--- What is asked ---
Write out exactly the lines running from the one that contains "Convert this screenshot" through the end of the material.

Stored data entries:
## Start

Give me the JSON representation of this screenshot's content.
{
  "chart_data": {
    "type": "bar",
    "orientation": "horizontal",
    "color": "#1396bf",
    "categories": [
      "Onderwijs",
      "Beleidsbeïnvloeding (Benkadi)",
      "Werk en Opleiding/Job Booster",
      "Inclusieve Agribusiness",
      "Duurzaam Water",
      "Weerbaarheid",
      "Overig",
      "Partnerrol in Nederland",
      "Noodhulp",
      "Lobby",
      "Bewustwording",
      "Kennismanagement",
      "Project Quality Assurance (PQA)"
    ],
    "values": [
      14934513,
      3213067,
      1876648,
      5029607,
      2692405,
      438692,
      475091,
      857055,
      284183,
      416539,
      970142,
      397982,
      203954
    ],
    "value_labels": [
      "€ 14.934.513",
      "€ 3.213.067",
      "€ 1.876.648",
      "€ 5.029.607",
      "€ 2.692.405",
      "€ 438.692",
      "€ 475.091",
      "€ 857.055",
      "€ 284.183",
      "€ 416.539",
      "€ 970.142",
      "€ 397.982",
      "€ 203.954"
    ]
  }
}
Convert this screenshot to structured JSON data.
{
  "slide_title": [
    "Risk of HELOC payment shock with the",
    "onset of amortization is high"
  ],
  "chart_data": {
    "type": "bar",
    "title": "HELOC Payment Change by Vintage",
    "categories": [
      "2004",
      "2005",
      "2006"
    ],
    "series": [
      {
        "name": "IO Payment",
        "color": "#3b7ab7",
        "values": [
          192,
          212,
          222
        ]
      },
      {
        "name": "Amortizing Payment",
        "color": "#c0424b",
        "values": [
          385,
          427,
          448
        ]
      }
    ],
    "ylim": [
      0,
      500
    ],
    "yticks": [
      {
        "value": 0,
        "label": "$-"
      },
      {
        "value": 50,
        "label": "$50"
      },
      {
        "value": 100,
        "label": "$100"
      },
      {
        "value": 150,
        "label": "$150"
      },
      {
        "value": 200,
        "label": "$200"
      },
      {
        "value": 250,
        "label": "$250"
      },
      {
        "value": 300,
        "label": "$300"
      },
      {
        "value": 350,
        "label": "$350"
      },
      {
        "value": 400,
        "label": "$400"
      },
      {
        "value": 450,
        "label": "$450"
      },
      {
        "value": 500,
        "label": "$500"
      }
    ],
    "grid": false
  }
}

## End

--- Reply ---
Convert this screenshot to structured JSON data.
{
  "slide_title": [
    "Risk of HELOC payment shock with the",
    "onset of amortization is high"
  ],
  "chart_data": {
    "type": "bar",
    "title": "HELOC Payment Change by Vintage",
    "categories": [
      "2004",
      "2005",
      "2006"
    ],
    "series": [
      {
        "name": "IO Payment",
        "color": "#3b7ab7",
        "values": [
          192,
          212,
          222
        ]
      },
      {
        "name": "Amortizing Payment",
        "color": "#c0424b",
        "values": [
          385,
          427,
          448
        ]
      }
    ],
    "ylim": [
      0,
      500
    ],
    "yticks": [
      {
        "value": 0,
        "label": "$-"
      },
      {
        "value": 50,
        "label": "$50"
      },
      {
        "value": 100,
        "label": "$100"
      },
      {
        "value": 150,
        "label": "$150"
      },
      {
        "value": 200,
        "label": "$200"
      },
      {
        "value": 250,
        "label": "$250"
      },
      {
        "value": 300,
        "label": "$300"
      },
      {
        "value": 350,
        "label": "$350"
      },
      {
        "value": 400,
        "label": "$400"
      },
      {
        "value": 450,
        "label": "$450"
      },
      {
        "value": 500,
        "label": "$500"
      }
    ],
    "grid": false
  }
}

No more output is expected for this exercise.